PROBLEM STATEMENT: Which lines in the data below contain the word "OGTT"? Return each of them.
-- SOURCE MATERIAL follows --
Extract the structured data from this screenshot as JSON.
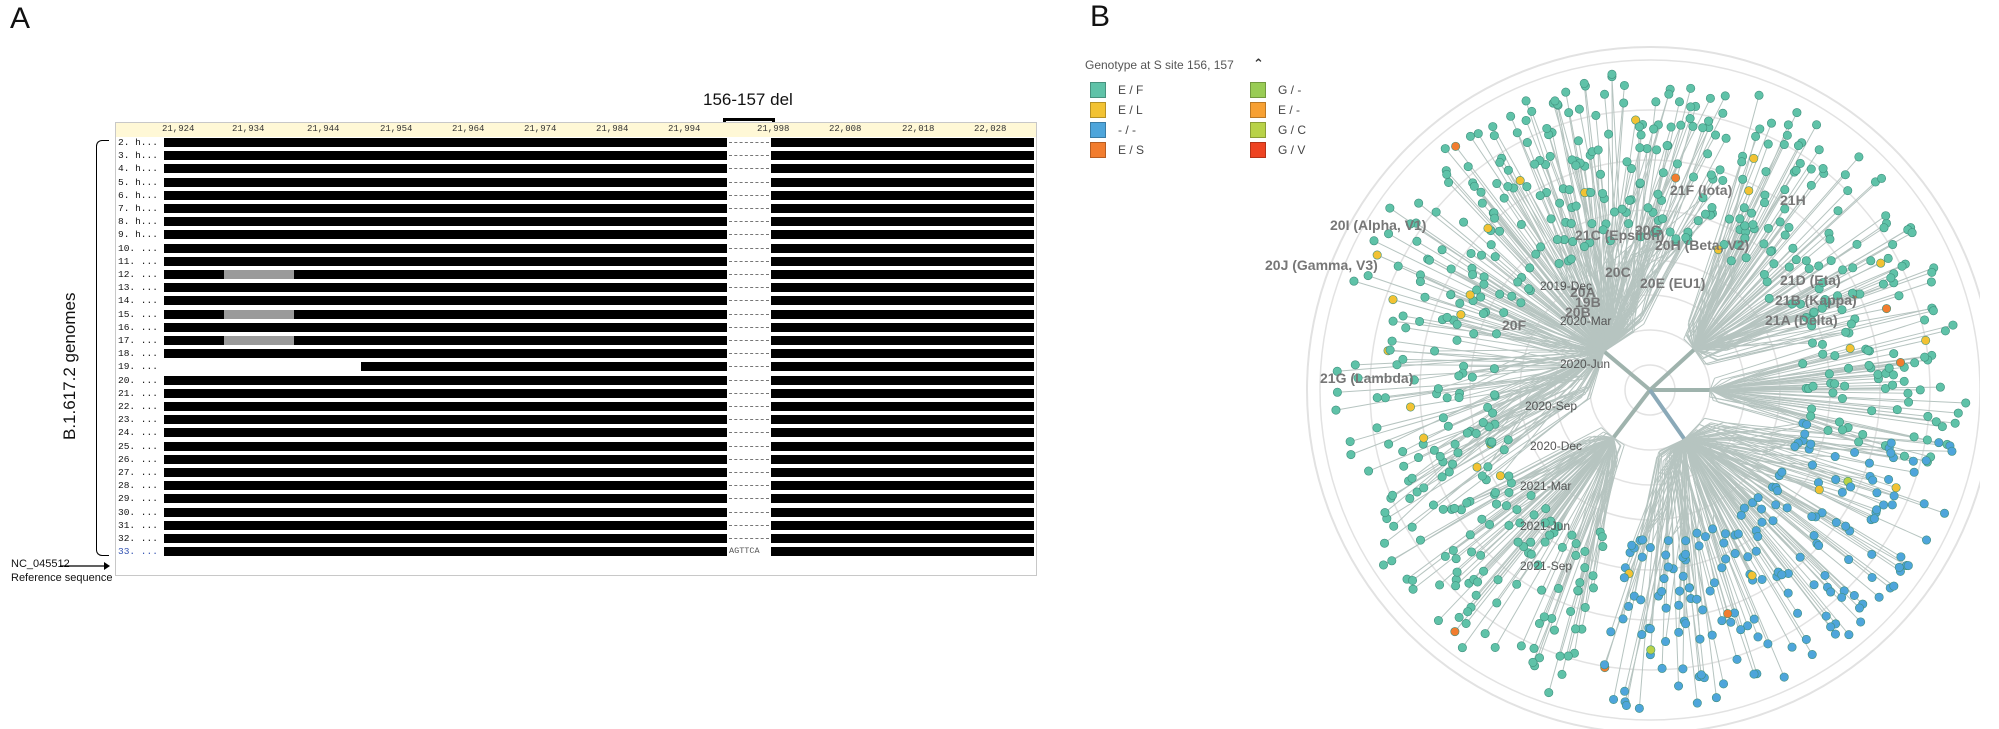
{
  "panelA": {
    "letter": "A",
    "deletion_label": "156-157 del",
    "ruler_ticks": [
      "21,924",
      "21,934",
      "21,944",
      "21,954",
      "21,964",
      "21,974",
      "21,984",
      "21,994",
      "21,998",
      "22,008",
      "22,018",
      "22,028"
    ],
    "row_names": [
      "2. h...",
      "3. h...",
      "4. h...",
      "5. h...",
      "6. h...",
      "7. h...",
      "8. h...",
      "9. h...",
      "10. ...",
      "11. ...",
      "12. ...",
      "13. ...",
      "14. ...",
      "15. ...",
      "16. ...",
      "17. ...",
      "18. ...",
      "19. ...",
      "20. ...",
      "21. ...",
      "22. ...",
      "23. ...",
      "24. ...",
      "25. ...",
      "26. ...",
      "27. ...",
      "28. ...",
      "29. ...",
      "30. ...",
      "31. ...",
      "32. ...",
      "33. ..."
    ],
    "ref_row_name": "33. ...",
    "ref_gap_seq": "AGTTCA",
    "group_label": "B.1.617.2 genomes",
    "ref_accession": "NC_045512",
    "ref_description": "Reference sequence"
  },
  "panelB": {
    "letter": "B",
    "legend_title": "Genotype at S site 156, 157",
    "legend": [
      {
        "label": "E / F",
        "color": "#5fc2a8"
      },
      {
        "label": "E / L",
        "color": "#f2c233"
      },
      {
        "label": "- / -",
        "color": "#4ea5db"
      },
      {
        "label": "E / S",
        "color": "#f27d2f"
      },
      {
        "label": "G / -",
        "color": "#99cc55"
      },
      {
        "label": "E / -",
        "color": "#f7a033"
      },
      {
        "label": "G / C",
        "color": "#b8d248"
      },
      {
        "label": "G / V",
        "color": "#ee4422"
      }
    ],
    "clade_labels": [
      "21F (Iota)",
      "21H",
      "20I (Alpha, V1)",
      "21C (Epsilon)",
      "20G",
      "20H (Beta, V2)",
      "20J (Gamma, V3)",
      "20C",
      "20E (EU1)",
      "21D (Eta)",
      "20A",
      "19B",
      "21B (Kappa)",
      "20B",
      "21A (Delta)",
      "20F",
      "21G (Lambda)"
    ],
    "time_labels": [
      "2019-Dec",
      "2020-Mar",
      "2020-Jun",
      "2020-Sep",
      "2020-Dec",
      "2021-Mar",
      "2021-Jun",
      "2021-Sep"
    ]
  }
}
-- SOURCE MATERIAL concluded --
-- SOURCE MATERIAL follows --
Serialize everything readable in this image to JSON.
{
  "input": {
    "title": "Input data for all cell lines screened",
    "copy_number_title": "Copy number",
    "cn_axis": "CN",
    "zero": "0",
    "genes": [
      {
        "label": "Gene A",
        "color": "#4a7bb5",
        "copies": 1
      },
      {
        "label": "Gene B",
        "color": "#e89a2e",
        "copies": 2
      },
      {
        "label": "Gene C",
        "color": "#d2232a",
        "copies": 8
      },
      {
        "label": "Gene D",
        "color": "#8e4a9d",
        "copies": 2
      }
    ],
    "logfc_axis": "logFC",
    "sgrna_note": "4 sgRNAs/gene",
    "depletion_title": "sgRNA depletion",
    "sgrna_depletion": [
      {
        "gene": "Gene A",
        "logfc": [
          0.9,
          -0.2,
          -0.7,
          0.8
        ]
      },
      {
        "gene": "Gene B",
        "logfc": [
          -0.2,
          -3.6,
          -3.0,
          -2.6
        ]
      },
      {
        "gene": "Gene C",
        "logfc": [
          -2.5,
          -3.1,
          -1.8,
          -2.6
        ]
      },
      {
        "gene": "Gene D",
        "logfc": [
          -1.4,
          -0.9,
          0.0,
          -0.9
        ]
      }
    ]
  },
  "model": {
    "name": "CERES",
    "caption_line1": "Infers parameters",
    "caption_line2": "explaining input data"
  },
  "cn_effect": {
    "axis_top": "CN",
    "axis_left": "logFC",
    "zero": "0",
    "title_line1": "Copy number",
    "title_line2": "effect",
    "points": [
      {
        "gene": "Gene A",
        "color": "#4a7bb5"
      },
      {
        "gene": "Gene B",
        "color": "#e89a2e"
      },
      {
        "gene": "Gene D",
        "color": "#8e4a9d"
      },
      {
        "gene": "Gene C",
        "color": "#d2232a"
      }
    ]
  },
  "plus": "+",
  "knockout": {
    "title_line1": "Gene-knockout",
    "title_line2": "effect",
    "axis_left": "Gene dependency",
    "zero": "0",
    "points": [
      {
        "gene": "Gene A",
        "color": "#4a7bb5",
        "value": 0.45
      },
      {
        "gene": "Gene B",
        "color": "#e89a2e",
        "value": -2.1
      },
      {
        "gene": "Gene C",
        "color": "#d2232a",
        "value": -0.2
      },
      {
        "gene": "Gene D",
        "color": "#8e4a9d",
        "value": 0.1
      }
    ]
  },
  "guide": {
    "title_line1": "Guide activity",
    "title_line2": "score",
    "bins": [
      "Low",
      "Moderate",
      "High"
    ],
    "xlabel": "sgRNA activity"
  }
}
-- SOURCE MATERIAL concluded --
-- SOURCE MATERIAL follows --
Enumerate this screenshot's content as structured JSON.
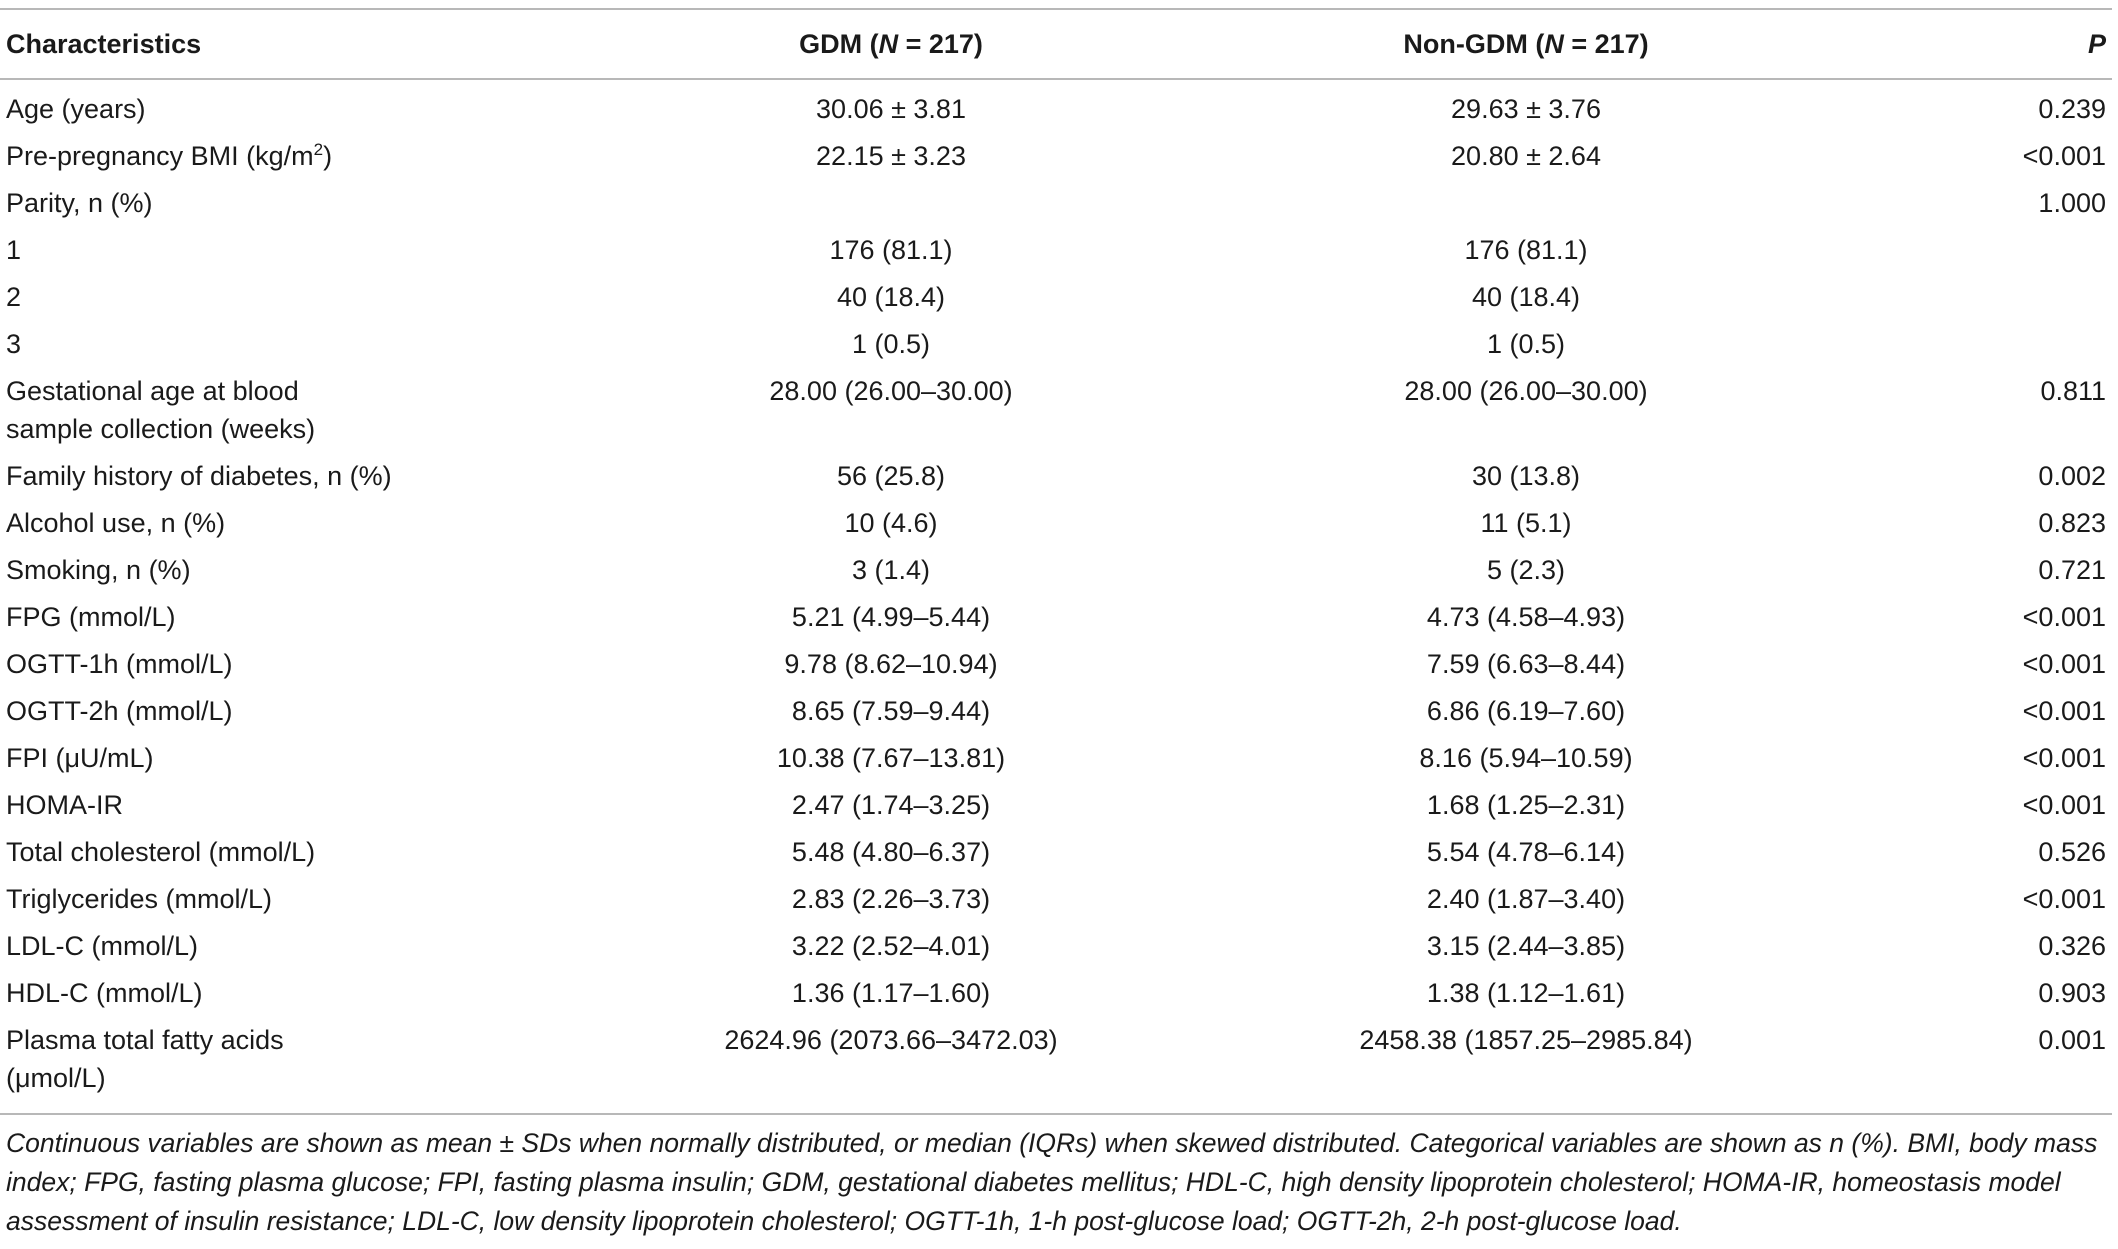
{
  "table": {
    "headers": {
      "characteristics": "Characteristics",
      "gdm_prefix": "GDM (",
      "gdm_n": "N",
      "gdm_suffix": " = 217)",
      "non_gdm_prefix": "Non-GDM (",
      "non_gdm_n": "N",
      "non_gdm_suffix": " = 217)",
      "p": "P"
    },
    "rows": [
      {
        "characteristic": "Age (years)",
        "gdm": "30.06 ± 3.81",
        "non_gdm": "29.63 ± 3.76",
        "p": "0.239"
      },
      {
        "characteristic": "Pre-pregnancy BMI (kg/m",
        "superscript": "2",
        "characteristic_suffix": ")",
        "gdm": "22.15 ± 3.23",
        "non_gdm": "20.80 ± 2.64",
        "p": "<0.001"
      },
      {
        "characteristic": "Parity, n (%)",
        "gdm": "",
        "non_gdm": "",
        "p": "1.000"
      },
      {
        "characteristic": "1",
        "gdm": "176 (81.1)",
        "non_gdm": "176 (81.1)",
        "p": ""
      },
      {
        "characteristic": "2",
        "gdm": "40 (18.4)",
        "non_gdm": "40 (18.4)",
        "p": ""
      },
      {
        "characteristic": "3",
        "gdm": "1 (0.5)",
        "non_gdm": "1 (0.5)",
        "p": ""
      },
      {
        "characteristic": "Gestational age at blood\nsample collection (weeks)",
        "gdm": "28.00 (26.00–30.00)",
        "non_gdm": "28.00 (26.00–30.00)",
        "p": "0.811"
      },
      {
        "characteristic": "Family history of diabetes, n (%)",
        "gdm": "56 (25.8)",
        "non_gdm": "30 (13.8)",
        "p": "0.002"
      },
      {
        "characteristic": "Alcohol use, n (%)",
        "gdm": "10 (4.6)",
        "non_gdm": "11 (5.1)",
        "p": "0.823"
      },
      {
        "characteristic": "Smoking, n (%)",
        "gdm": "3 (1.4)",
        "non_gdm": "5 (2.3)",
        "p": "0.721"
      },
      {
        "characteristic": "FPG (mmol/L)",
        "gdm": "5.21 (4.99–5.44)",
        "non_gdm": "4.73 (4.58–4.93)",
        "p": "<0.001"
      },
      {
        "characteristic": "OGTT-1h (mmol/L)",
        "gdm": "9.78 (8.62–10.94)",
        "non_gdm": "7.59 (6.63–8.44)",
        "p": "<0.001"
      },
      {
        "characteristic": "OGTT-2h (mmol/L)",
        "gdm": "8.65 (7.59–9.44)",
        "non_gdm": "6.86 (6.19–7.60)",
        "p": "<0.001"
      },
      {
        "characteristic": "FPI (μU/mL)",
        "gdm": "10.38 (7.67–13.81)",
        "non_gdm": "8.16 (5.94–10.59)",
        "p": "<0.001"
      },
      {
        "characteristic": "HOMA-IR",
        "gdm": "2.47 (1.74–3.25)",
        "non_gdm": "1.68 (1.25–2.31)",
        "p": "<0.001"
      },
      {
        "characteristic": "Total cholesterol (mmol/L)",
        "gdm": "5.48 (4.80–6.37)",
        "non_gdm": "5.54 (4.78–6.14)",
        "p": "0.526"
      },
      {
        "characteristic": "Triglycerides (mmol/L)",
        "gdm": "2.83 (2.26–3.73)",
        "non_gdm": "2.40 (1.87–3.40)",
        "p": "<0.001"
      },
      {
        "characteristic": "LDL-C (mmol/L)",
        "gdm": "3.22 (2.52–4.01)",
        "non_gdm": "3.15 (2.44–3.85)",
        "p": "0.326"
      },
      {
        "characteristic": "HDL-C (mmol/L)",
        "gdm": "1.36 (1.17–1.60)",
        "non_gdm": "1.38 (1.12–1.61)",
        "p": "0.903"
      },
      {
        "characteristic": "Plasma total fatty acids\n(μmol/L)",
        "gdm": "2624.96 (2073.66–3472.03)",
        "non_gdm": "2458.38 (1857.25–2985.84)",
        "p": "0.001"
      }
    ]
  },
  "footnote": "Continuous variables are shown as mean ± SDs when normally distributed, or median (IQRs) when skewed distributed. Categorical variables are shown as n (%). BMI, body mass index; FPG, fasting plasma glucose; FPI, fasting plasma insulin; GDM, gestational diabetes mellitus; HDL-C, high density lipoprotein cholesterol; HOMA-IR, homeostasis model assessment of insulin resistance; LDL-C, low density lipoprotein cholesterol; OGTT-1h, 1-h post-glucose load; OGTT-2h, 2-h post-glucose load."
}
-- SOURCE MATERIAL concluded --
ANSWER SECTION:
        "characteristic": "OGTT-1h (mmol/L)",
        "characteristic": "OGTT-2h (mmol/L)",
  "footnote": "Continuous variables are shown as mean ± SDs when normally distributed, or median (IQRs) when skewed distributed. Categorical variables are shown as n (%). BMI, body mass index; FPG, fasting plasma glucose; FPI, fasting plasma insulin; GDM, gestational diabetes mellitus; HDL-C, high density lipoprotein cholesterol; HOMA-IR, homeostasis model assessment of insulin resistance; LDL-C, low density lipoprotein cholesterol; OGTT-1h, 1-h post-glucose load; OGTT-2h, 2-h post-glucose load."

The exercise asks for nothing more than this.